SET PROBLEM: Scan the entries below and extract each line with the word "ہوتے" in it.

EXCERPTED DATA:
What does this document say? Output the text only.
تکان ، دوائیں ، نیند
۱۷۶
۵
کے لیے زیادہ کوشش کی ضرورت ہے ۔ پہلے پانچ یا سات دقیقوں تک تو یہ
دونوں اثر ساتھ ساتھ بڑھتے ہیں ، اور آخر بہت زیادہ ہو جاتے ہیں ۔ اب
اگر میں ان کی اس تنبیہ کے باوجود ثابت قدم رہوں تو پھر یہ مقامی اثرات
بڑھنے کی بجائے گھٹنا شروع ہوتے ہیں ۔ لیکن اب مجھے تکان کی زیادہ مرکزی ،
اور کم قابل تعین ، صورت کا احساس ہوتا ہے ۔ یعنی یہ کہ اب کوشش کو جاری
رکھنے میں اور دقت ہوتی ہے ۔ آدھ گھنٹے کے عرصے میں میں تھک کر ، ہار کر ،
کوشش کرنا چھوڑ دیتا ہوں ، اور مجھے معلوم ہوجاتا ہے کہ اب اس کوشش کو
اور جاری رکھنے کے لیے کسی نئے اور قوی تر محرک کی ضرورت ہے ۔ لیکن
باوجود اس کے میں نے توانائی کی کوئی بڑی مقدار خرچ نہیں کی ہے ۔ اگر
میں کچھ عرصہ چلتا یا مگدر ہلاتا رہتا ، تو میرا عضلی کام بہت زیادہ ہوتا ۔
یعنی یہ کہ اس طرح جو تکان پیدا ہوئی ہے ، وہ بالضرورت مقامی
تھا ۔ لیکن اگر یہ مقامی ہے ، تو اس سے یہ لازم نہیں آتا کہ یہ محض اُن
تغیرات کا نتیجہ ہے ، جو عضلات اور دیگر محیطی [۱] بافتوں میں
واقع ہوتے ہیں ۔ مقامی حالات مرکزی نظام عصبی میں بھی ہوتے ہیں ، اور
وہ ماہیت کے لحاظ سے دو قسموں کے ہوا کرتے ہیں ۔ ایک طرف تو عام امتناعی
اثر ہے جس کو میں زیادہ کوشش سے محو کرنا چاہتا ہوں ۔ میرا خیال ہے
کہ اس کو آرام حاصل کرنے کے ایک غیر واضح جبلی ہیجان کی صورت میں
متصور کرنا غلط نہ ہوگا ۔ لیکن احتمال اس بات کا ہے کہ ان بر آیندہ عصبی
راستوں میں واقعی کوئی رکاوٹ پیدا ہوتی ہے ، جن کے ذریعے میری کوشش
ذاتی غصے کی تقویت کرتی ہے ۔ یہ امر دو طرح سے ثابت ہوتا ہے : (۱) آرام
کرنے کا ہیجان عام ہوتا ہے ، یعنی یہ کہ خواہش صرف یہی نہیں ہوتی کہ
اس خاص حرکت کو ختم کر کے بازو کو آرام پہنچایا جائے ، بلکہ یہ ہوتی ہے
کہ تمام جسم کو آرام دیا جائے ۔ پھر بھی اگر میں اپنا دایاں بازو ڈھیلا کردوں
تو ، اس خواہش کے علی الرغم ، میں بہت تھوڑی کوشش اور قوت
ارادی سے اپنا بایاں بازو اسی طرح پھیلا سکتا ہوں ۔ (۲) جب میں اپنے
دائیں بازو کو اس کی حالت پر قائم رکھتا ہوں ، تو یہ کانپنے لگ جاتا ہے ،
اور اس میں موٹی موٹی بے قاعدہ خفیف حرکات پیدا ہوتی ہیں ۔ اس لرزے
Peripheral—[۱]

EXERCISE OUTPUT:
بڑھنے کی بجائے گھٹنا شروع ہوتے ہیں ۔ لیکن اب مجھے تکان کی زیادہ مرکزی ،
واقع ہوتے ہیں ۔ مقامی حالات مرکزی نظام عصبی میں بھی ہوتے ہیں ، اور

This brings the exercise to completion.